■ **PROBLEM**: Would you transcribe all of the data exactly, down to the last character?

■ **Source data**:
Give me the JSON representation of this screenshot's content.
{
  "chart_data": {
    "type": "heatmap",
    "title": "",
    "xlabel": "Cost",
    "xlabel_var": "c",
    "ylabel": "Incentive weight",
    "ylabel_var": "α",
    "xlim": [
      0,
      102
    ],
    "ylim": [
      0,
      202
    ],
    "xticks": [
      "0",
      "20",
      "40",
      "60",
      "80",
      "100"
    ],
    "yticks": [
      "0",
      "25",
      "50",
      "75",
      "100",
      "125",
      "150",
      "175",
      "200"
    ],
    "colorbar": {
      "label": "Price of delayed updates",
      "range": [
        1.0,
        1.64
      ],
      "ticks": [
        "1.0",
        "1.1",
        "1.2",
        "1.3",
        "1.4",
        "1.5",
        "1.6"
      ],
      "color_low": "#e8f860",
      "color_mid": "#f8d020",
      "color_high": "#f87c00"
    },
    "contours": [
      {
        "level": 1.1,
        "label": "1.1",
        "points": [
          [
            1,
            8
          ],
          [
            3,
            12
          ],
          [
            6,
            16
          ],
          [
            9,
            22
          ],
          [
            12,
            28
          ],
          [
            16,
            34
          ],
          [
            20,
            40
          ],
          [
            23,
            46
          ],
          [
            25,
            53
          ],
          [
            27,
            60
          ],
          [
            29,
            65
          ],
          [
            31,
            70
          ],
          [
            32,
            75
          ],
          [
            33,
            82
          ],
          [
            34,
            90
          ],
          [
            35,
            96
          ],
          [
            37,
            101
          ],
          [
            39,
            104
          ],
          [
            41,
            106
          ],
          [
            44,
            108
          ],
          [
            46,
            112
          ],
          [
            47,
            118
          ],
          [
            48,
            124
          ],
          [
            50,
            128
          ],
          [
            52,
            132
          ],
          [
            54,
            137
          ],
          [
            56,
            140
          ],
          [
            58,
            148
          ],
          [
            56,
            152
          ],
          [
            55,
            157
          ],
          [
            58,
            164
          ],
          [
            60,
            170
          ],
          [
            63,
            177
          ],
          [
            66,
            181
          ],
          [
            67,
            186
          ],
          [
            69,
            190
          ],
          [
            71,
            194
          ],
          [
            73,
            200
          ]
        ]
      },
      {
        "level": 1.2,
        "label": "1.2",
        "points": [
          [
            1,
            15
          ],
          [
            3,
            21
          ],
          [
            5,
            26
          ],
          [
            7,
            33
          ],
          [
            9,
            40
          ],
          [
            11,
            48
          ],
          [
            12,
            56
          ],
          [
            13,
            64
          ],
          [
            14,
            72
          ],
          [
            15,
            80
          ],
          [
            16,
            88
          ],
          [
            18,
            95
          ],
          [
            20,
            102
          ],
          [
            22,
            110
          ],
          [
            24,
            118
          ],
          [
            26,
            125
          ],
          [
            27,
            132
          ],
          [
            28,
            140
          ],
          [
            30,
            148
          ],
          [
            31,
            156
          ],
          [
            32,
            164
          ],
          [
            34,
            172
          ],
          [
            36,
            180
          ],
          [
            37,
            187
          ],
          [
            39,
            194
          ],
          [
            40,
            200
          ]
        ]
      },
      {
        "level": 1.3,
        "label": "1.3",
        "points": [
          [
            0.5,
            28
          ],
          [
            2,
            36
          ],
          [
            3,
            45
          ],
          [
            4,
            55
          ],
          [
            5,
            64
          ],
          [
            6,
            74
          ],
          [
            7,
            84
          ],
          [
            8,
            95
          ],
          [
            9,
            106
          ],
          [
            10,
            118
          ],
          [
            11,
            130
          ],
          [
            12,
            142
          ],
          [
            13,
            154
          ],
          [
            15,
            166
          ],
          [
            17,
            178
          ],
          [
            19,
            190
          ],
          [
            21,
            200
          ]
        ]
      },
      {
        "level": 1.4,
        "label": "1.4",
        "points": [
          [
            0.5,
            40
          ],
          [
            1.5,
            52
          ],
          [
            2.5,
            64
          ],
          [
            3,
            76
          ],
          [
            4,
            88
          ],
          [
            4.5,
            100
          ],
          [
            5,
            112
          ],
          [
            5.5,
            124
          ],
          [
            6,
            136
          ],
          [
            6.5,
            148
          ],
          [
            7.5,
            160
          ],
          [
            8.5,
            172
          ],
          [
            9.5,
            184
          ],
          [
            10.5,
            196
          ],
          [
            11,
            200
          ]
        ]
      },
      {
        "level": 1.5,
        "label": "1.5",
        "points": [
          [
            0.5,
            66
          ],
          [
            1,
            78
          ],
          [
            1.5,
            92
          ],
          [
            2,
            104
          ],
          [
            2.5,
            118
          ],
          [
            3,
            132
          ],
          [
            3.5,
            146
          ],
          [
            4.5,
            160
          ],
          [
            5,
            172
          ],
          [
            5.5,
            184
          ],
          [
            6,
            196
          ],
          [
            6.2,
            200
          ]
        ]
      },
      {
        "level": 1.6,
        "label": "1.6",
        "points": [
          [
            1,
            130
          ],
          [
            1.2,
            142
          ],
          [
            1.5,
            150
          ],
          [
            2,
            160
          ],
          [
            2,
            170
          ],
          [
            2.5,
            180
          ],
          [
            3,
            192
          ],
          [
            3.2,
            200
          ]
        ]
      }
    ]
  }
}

■ **ANSWER TO THIS TASK**:
Give me the JSON representation of this screenshot's content.
{
  "chart_data": {
    "type": "heatmap",
    "title": "",
    "xlabel": "Cost",
    "xlabel_var": "c",
    "ylabel": "Incentive weight",
    "ylabel_var": "α",
    "xlim": [
      0,
      102
    ],
    "ylim": [
      0,
      202
    ],
    "xticks": [
      "0",
      "20",
      "40",
      "60",
      "80",
      "100"
    ],
    "yticks": [
      "0",
      "25",
      "50",
      "75",
      "100",
      "125",
      "150",
      "175",
      "200"
    ],
    "colorbar": {
      "label": "Price of delayed updates",
      "range": [
        1.0,
        1.64
      ],
      "ticks": [
        "1.0",
        "1.1",
        "1.2",
        "1.3",
        "1.4",
        "1.5",
        "1.6"
      ],
      "color_low": "#e8f860",
      "color_mid": "#f8d020",
      "color_high": "#f87c00"
    },
    "contours": [
      {
        "level": 1.1,
        "label": "1.1",
        "points": [
          [
            1,
            8
          ],
          [
            3,
            12
          ],
          [
            6,
            16
          ],
          [
            9,
            22
          ],
          [
            12,
            28
          ],
          [
            16,
            34
          ],
          [
            20,
            40
          ],
          [
            23,
            46
          ],
          [
            25,
            53
          ],
          [
            27,
            60
          ],
          [
            29,
            65
          ],
          [
            31,
            70
          ],
          [
            32,
            75
          ],
          [
            33,
            82
          ],
          [
            34,
            90
          ],
          [
            35,
            96
          ],
          [
            37,
            101
          ],
          [
            39,
            104
          ],
          [
            41,
            106
          ],
          [
            44,
            108
          ],
          [
            46,
            112
          ],
          [
            47,
            118
          ],
          [
            48,
            124
          ],
          [
            50,
            128
          ],
          [
            52,
            132
          ],
          [
            54,
            137
          ],
          [
            56,
            140
          ],
          [
            58,
            148
          ],
          [
            56,
            152
          ],
          [
            55,
            157
          ],
          [
            58,
            164
          ],
          [
            60,
            170
          ],
          [
            63,
            177
          ],
          [
            66,
            181
          ],
          [
            67,
            186
          ],
          [
            69,
            190
          ],
          [
            71,
            194
          ],
          [
            73,
            200
          ]
        ]
      },
      {
        "level": 1.2,
        "label": "1.2",
        "points": [
          [
            1,
            15
          ],
          [
            3,
            21
          ],
          [
            5,
            26
          ],
          [
            7,
            33
          ],
          [
            9,
            40
          ],
          [
            11,
            48
          ],
          [
            12,
            56
          ],
          [
            13,
            64
          ],
          [
            14,
            72
          ],
          [
            15,
            80
          ],
          [
            16,
            88
          ],
          [
            18,
            95
          ],
          [
            20,
            102
          ],
          [
            22,
            110
          ],
          [
            24,
            118
          ],
          [
            26,
            125
          ],
          [
            27,
            132
          ],
          [
            28,
            140
          ],
          [
            30,
            148
          ],
          [
            31,
            156
          ],
          [
            32,
            164
          ],
          [
            34,
            172
          ],
          [
            36,
            180
          ],
          [
            37,
            187
          ],
          [
            39,
            194
          ],
          [
            40,
            200
          ]
        ]
      },
      {
        "level": 1.3,
        "label": "1.3",
        "points": [
          [
            0.5,
            28
          ],
          [
            2,
            36
          ],
          [
            3,
            45
          ],
          [
            4,
            55
          ],
          [
            5,
            64
          ],
          [
            6,
            74
          ],
          [
            7,
            84
          ],
          [
            8,
            95
          ],
          [
            9,
            106
          ],
          [
            10,
            118
          ],
          [
            11,
            130
          ],
          [
            12,
            142
          ],
          [
            13,
            154
          ],
          [
            15,
            166
          ],
          [
            17,
            178
          ],
          [
            19,
            190
          ],
          [
            21,
            200
          ]
        ]
      },
      {
        "level": 1.4,
        "label": "1.4",
        "points": [
          [
            0.5,
            40
          ],
          [
            1.5,
            52
          ],
          [
            2.5,
            64
          ],
          [
            3,
            76
          ],
          [
            4,
            88
          ],
          [
            4.5,
            100
          ],
          [
            5,
            112
          ],
          [
            5.5,
            124
          ],
          [
            6,
            136
          ],
          [
            6.5,
            148
          ],
          [
            7.5,
            160
          ],
          [
            8.5,
            172
          ],
          [
            9.5,
            184
          ],
          [
            10.5,
            196
          ],
          [
            11,
            200
          ]
        ]
      },
      {
        "level": 1.5,
        "label": "1.5",
        "points": [
          [
            0.5,
            66
          ],
          [
            1,
            78
          ],
          [
            1.5,
            92
          ],
          [
            2,
            104
          ],
          [
            2.5,
            118
          ],
          [
            3,
            132
          ],
          [
            3.5,
            146
          ],
          [
            4.5,
            160
          ],
          [
            5,
            172
          ],
          [
            5.5,
            184
          ],
          [
            6,
            196
          ],
          [
            6.2,
            200
          ]
        ]
      },
      {
        "level": 1.6,
        "label": "1.6",
        "points": [
          [
            1,
            130
          ],
          [
            1.2,
            142
          ],
          [
            1.5,
            150
          ],
          [
            2,
            160
          ],
          [
            2,
            170
          ],
          [
            2.5,
            180
          ],
          [
            3,
            192
          ],
          [
            3.2,
            200
          ]
        ]
      }
    ]
  }
}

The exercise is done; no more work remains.